» **Material supplied**
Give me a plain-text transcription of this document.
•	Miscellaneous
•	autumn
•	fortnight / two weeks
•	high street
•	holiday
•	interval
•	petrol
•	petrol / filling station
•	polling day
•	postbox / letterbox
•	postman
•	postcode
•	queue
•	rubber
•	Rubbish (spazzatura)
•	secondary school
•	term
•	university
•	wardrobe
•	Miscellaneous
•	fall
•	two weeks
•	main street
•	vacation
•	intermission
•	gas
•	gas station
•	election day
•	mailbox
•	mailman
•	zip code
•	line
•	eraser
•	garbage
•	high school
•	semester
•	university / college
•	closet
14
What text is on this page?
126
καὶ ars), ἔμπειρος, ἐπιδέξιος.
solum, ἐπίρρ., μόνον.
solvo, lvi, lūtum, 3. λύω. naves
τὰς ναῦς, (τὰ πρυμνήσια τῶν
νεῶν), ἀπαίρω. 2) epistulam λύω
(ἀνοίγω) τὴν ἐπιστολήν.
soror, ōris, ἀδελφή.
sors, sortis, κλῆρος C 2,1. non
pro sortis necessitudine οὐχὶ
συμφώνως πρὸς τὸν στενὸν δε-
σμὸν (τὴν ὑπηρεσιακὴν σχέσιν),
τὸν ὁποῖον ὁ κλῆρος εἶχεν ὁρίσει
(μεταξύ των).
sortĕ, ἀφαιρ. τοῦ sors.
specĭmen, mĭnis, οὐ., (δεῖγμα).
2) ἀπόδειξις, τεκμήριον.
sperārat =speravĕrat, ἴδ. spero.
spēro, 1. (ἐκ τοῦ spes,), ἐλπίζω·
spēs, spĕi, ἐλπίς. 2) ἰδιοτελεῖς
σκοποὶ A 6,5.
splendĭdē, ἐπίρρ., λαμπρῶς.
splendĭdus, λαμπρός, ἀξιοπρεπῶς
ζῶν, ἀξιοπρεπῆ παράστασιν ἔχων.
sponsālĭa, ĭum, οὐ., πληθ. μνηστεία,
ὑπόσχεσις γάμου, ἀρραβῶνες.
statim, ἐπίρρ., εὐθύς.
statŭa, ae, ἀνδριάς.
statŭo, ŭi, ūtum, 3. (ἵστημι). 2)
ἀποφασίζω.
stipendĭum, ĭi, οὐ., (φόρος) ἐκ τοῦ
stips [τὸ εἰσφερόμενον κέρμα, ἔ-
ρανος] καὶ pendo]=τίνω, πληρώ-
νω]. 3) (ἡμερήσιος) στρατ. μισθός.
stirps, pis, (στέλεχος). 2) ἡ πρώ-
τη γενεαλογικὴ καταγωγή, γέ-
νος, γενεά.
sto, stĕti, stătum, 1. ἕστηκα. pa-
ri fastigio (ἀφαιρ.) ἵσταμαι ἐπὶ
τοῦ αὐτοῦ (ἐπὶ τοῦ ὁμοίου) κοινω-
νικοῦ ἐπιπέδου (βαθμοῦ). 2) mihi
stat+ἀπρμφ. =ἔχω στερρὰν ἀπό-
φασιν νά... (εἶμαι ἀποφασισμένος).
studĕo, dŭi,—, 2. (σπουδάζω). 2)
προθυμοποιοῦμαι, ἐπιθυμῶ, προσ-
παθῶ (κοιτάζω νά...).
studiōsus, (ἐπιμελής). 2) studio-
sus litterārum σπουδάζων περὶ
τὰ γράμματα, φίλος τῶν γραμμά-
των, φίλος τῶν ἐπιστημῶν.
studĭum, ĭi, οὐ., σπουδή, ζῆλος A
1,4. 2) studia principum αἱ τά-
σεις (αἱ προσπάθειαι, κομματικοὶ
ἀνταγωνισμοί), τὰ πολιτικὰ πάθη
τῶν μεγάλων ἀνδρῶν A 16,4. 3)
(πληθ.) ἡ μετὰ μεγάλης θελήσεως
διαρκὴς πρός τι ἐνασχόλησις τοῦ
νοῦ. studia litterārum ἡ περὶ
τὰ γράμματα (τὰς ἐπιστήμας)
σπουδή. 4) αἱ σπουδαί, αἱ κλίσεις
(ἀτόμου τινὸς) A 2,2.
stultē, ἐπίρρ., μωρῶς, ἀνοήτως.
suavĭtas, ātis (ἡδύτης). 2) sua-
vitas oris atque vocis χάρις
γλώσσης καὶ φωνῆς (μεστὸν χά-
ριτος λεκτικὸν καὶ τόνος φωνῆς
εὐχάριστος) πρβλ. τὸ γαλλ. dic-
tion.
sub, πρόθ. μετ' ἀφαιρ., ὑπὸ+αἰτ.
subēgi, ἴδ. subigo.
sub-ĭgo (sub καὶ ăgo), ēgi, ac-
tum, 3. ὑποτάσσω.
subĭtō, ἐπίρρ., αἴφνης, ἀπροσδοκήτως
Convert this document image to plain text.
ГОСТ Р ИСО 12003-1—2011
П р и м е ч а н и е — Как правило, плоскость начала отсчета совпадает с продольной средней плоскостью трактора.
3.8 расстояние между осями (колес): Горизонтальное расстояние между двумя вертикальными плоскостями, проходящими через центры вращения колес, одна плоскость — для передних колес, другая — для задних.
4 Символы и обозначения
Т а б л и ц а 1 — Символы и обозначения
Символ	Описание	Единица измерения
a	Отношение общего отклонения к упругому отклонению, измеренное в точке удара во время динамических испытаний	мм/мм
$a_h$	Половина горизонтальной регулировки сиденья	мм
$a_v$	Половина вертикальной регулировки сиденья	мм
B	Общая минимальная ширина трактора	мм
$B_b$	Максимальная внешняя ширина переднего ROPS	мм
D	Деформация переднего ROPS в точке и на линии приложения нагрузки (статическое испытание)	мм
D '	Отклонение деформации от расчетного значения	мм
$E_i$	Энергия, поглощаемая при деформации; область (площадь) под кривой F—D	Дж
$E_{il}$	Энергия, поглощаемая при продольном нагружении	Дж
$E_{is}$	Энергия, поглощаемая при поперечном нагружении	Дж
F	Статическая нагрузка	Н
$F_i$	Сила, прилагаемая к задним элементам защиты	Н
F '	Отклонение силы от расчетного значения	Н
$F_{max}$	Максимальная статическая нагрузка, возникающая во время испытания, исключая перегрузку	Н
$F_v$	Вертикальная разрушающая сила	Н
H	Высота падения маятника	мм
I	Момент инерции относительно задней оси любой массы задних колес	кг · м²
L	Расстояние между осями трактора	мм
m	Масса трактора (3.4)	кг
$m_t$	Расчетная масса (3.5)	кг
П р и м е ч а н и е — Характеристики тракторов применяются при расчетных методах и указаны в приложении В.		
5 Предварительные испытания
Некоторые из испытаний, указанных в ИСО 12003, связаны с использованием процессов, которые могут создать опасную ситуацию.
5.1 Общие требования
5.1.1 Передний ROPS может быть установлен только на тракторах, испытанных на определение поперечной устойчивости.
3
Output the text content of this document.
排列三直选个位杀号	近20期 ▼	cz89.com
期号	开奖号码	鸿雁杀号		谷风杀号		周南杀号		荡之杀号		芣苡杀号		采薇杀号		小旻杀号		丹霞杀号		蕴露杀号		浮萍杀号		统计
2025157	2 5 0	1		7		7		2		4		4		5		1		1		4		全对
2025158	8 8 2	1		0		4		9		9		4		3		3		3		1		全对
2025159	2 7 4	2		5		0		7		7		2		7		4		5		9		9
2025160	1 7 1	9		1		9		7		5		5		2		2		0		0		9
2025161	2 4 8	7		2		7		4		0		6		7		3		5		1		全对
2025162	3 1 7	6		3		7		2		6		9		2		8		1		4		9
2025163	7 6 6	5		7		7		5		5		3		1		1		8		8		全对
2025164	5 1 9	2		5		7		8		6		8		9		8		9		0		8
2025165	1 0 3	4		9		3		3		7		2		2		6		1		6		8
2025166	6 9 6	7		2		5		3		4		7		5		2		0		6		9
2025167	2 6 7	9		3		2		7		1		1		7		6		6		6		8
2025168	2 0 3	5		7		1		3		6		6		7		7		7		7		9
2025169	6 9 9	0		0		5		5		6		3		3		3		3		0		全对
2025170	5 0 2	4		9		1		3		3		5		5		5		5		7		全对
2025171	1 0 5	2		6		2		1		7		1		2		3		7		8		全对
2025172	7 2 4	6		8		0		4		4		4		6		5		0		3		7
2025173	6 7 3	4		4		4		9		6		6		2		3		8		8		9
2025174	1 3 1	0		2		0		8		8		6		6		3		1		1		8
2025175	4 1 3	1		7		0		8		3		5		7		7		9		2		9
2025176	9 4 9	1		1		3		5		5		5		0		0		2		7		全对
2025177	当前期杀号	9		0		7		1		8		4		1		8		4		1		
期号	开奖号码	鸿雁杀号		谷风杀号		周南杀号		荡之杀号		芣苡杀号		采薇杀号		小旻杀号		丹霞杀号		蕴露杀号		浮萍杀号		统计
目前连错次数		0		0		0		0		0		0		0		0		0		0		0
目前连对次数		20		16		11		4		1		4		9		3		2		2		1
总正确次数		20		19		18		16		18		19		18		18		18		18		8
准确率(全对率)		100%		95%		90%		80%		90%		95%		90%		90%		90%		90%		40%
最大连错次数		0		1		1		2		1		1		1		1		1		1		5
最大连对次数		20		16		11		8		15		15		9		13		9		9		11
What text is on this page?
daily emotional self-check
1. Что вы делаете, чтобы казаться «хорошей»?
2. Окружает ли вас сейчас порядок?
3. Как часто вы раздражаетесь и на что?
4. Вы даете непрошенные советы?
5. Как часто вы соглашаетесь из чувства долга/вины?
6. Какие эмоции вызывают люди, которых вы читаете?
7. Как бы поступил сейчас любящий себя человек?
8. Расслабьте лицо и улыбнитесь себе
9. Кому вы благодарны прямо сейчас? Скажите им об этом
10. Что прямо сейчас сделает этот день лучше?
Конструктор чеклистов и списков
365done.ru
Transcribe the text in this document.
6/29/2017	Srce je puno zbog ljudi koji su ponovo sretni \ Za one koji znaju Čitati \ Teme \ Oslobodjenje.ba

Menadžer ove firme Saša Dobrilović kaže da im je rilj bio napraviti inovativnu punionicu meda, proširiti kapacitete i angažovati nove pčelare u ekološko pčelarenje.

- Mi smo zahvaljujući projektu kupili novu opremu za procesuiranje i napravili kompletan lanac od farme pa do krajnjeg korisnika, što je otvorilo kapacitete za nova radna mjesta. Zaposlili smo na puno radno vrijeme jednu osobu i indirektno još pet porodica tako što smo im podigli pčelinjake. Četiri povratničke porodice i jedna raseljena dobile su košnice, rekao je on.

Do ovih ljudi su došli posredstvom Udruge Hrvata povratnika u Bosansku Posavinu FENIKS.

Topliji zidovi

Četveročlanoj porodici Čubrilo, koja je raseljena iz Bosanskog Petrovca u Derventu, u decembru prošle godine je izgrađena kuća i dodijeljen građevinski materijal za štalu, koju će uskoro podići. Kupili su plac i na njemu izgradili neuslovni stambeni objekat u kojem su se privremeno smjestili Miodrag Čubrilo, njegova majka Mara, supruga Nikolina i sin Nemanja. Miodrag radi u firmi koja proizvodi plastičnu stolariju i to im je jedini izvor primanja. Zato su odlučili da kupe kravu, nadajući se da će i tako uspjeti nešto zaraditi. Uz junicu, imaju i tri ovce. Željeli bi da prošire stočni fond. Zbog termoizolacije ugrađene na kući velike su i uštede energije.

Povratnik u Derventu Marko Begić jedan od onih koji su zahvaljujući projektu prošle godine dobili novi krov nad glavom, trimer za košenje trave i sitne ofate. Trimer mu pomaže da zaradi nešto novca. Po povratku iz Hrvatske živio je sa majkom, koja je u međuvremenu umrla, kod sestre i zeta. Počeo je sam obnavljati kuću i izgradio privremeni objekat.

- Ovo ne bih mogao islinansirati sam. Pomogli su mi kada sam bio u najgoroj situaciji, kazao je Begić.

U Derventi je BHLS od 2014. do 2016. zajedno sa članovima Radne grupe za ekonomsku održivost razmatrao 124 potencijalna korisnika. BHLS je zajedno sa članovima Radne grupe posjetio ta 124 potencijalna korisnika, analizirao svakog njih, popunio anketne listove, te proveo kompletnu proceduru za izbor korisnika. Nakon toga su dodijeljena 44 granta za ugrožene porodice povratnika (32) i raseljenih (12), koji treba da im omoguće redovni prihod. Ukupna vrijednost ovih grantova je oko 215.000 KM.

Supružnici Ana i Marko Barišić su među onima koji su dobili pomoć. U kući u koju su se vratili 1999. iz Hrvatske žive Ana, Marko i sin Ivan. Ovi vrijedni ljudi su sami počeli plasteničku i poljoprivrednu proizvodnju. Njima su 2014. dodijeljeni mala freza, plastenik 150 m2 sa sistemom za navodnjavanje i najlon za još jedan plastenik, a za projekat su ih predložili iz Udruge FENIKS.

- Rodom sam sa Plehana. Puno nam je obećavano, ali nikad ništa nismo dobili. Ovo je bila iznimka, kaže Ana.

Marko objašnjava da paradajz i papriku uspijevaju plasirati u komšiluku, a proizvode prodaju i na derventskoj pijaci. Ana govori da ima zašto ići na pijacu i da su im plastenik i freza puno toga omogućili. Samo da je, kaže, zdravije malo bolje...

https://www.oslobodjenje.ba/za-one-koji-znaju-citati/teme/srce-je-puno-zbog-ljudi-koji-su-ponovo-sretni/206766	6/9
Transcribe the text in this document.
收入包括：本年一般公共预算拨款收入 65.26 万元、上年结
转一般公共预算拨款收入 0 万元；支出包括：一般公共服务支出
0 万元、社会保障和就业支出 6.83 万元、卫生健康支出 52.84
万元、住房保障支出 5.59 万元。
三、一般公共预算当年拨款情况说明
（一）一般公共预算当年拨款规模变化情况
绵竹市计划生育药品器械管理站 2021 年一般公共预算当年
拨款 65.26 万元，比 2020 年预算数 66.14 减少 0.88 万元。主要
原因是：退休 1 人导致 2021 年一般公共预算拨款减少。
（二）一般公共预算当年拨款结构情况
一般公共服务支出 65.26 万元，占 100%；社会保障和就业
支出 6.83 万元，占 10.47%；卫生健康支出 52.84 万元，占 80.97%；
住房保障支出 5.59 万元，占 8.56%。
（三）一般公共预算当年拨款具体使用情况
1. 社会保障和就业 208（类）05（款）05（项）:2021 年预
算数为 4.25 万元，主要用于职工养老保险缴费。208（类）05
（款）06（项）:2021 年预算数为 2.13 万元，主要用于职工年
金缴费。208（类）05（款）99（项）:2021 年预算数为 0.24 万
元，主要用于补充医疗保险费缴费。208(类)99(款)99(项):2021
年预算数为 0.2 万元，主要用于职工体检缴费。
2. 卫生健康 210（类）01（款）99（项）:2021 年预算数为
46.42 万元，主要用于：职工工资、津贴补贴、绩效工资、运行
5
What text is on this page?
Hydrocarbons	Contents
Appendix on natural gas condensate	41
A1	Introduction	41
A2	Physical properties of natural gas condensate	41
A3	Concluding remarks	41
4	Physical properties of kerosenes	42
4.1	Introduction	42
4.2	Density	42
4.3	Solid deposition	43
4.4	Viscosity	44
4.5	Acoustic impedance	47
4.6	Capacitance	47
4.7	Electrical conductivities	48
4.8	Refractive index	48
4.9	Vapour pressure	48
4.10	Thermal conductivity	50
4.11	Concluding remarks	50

» **What is needed**
Extract from the data every line where "Половина" shows up.

» **Solution below**
$a_h$	Половина горизонтальной регулировки сиденья	мм
$a_v$	Половина вертикальной регулировки сиденья	мм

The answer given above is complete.